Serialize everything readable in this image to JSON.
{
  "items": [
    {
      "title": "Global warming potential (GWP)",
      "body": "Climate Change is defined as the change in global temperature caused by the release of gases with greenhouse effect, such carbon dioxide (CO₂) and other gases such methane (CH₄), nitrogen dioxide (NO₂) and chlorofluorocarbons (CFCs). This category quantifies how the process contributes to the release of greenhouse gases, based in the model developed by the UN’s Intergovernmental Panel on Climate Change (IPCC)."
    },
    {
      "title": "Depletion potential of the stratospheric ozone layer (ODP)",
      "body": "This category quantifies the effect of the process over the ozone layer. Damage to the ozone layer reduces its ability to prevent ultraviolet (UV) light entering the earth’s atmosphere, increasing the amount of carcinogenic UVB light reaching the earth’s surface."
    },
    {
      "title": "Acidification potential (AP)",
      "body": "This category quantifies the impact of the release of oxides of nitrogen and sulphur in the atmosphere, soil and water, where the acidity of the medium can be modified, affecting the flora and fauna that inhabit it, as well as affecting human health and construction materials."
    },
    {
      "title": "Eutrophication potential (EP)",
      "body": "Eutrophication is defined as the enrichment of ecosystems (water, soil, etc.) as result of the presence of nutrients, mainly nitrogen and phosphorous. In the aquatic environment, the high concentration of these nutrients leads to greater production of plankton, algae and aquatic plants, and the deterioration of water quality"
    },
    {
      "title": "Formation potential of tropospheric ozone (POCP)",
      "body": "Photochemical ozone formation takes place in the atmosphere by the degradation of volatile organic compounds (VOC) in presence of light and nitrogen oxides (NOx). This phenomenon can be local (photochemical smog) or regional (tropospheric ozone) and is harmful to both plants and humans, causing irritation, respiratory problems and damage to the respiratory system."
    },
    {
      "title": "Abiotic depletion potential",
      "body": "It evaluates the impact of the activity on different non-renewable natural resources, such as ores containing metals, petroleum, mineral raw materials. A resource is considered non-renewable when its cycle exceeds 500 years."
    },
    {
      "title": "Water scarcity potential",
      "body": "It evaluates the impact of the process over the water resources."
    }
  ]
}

Given request: Every entry above should be retyped exactly as shown.

Correct output:
Serialize everything readable in this image to JSON.
{
  "items": [
    {
      "title": "Global warming potential (GWP)",
      "body": "Climate Change is defined as the change in global temperature caused by the release of gases with greenhouse effect, such carbon dioxide (CO₂) and other gases such methane (CH₄), nitrogen dioxide (NO₂) and chlorofluorocarbons (CFCs). This category quantifies how the process contributes to the release of greenhouse gases, based in the model developed by the UN’s Intergovernmental Panel on Climate Change (IPCC)."
    },
    {
      "title": "Depletion potential of the stratospheric ozone layer (ODP)",
      "body": "This category quantifies the effect of the process over the ozone layer. Damage to the ozone layer reduces its ability to prevent ultraviolet (UV) light entering the earth’s atmosphere, increasing the amount of carcinogenic UVB light reaching the earth’s surface."
    },
    {
      "title": "Acidification potential (AP)",
      "body": "This category quantifies the impact of the release of oxides of nitrogen and sulphur in the atmosphere, soil and water, where the acidity of the medium can be modified, affecting the flora and fauna that inhabit it, as well as affecting human health and construction materials."
    },
    {
      "title": "Eutrophication potential (EP)",
      "body": "Eutrophication is defined as the enrichment of ecosystems (water, soil, etc.) as result of the presence of nutrients, mainly nitrogen and phosphorous. In the aquatic environment, the high concentration of these nutrients leads to greater production of plankton, algae and aquatic plants, and the deterioration of water quality"
    },
    {
      "title": "Formation potential of tropospheric ozone (POCP)",
      "body": "Photochemical ozone formation takes place in the atmosphere by the degradation of volatile organic compounds (VOC) in presence of light and nitrogen oxides (NOx). This phenomenon can be local (photochemical smog) or regional (tropospheric ozone) and is harmful to both plants and humans, causing irritation, respiratory problems and damage to the respiratory system."
    },
    {
      "title": "Abiotic depletion potential",
      "body": "It evaluates the impact of the activity on different non-renewable natural resources, such as ores containing metals, petroleum, mineral raw materials. A resource is considered non-renewable when its cycle exceeds 500 years."
    },
    {
      "title": "Water scarcity potential",
      "body": "It evaluates the impact of the process over the water resources."
    }
  ]
}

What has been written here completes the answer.